# What you are asked to do
Tally up the lines where the string "CREATE" appears; reply with the number only.

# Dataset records
• • • •

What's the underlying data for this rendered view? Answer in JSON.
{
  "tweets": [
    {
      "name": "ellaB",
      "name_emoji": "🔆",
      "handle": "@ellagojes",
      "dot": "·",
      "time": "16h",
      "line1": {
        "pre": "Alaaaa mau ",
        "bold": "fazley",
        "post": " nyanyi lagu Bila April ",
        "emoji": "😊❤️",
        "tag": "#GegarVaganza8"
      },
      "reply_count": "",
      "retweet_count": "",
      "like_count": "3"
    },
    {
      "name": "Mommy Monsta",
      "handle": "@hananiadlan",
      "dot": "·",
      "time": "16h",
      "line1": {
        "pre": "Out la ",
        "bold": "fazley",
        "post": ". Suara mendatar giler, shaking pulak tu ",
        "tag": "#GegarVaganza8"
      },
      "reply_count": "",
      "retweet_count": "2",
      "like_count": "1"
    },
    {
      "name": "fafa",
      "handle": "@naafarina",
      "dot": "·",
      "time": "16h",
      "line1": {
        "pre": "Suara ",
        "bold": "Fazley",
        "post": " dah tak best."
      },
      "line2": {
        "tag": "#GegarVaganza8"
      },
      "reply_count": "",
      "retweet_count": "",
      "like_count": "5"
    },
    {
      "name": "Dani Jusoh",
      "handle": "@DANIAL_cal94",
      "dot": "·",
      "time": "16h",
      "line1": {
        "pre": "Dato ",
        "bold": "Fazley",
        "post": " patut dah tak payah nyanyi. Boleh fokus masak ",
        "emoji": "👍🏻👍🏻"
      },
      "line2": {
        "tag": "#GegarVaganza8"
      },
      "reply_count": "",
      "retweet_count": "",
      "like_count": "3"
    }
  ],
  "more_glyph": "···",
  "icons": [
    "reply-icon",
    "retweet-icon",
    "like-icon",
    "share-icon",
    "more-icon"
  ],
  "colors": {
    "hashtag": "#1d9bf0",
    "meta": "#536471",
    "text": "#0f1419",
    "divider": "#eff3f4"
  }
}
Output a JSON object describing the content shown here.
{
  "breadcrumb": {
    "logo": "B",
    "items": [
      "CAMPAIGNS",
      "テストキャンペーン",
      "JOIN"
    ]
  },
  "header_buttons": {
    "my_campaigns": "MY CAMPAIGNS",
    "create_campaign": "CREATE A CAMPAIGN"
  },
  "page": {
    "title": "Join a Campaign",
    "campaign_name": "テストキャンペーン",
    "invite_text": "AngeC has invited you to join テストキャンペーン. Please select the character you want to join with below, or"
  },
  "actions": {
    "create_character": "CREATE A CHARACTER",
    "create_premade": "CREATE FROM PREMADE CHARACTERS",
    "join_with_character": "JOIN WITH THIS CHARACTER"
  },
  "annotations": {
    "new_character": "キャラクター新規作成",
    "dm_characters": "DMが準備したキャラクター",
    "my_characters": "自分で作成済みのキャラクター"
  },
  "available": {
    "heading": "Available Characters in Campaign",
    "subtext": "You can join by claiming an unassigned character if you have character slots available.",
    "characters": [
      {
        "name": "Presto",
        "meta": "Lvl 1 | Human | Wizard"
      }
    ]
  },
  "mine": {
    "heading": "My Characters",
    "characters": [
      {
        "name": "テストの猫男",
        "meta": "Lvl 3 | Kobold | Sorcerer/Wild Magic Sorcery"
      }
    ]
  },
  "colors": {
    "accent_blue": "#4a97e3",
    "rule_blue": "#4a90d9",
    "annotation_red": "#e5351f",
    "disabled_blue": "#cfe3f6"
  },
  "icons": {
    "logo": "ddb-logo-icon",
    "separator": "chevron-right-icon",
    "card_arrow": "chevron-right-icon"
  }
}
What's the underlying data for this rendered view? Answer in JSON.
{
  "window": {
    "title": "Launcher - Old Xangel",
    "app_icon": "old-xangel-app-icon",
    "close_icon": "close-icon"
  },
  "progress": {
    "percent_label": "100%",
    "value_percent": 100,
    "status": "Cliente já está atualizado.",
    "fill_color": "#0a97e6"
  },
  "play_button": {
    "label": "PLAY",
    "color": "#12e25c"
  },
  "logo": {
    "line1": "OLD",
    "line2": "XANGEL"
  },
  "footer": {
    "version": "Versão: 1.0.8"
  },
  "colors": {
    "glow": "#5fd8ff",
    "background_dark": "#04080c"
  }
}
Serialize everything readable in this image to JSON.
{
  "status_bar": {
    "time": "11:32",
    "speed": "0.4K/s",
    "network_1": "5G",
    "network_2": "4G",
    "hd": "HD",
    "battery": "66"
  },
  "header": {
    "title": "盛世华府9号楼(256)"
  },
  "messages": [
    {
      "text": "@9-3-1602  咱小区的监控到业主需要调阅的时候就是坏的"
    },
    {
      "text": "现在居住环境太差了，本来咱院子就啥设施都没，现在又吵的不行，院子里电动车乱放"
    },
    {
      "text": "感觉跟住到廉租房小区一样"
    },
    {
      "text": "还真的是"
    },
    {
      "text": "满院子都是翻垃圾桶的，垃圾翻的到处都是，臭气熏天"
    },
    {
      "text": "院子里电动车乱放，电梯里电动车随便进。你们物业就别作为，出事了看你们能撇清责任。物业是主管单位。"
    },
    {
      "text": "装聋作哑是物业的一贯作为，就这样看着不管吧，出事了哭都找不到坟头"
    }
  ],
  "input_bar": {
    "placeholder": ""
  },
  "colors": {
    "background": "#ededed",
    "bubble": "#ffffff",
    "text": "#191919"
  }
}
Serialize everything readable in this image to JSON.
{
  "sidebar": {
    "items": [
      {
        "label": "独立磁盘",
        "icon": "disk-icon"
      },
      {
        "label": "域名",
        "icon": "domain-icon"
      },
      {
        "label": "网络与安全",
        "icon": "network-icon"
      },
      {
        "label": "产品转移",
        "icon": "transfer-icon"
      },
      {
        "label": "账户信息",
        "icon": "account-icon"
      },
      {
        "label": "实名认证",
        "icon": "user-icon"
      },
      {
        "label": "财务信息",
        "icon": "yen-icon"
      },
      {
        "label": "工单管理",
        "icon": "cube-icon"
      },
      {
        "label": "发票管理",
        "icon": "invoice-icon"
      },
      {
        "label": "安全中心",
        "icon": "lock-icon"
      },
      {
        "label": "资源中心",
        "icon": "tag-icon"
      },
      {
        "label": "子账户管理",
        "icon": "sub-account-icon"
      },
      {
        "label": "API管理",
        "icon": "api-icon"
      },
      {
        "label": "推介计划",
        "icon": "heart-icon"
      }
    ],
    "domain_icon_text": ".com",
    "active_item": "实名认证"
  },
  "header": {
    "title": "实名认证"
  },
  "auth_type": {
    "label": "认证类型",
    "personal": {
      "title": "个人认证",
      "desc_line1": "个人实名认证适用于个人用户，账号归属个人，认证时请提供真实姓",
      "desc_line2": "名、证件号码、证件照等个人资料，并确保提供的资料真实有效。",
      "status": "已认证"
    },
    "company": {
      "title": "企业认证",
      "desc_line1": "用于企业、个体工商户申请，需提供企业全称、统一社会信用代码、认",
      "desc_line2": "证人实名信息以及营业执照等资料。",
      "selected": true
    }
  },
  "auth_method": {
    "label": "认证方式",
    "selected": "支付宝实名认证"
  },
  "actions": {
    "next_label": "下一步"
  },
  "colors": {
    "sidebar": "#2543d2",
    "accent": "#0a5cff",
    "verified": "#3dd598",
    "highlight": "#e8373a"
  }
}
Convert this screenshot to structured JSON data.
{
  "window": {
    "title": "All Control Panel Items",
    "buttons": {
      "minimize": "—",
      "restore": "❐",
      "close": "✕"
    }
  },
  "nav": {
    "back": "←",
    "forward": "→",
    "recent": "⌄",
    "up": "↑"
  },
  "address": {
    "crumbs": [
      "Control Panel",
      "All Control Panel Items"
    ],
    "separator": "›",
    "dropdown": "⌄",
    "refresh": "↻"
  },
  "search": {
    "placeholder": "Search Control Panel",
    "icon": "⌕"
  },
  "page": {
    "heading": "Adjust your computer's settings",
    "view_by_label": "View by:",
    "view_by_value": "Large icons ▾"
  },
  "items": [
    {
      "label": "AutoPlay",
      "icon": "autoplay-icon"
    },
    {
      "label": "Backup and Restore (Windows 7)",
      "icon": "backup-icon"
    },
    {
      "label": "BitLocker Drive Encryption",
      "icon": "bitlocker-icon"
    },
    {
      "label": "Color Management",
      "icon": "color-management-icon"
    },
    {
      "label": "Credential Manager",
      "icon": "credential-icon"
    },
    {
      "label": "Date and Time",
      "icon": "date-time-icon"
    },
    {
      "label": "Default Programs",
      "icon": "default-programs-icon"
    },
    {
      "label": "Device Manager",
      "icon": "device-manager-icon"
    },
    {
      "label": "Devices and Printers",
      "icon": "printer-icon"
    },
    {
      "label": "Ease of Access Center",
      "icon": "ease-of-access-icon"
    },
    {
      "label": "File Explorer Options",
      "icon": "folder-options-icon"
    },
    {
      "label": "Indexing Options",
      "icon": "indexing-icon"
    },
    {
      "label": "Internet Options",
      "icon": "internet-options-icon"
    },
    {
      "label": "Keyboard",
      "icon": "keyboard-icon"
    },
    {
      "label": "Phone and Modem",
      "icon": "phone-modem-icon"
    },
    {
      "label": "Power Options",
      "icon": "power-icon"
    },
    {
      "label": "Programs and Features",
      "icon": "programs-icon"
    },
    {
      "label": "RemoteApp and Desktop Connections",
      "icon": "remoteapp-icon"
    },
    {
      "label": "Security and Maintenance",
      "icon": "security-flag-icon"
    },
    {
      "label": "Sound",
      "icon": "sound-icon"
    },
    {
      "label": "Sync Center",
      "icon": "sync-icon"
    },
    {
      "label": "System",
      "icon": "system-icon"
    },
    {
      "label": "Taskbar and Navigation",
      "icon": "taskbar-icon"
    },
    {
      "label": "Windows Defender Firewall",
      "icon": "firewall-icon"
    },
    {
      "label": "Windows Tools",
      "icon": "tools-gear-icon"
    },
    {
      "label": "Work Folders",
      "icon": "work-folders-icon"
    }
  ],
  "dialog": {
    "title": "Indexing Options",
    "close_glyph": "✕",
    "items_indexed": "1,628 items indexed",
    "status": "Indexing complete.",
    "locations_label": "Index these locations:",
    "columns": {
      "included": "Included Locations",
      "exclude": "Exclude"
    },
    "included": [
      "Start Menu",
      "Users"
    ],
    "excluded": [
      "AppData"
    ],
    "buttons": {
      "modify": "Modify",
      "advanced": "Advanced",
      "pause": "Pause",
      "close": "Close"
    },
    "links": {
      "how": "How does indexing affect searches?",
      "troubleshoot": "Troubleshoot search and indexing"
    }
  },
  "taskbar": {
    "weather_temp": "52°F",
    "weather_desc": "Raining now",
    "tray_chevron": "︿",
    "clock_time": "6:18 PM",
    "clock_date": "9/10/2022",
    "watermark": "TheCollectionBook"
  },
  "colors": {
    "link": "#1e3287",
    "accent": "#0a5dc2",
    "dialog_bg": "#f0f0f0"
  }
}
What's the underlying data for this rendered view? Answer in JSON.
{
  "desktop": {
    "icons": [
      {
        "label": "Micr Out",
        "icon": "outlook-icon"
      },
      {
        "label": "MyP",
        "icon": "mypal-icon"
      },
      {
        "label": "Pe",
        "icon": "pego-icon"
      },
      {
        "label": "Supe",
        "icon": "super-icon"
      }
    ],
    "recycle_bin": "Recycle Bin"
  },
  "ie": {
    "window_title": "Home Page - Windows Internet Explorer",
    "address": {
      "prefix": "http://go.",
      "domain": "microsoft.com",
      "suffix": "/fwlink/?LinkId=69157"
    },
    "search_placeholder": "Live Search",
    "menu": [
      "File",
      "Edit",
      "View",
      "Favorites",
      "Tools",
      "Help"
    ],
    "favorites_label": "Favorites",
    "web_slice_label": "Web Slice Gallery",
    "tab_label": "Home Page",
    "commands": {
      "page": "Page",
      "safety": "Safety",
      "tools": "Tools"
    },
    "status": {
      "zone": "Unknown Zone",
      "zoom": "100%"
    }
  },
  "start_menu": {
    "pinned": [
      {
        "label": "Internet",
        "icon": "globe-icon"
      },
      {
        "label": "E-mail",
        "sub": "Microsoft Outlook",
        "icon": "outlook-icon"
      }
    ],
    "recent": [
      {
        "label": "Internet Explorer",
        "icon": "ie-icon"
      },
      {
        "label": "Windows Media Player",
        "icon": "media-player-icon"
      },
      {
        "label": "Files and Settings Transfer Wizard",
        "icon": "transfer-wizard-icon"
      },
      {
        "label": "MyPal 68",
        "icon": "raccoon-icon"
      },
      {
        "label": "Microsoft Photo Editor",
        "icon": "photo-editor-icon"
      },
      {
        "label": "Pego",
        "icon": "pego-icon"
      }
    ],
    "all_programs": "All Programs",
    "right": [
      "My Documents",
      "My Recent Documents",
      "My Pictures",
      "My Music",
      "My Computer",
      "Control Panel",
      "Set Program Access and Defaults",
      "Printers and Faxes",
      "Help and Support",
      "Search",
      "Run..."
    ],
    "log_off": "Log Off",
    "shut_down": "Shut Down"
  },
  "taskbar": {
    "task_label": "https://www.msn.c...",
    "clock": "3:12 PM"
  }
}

• • • •

# Solution to the problem
3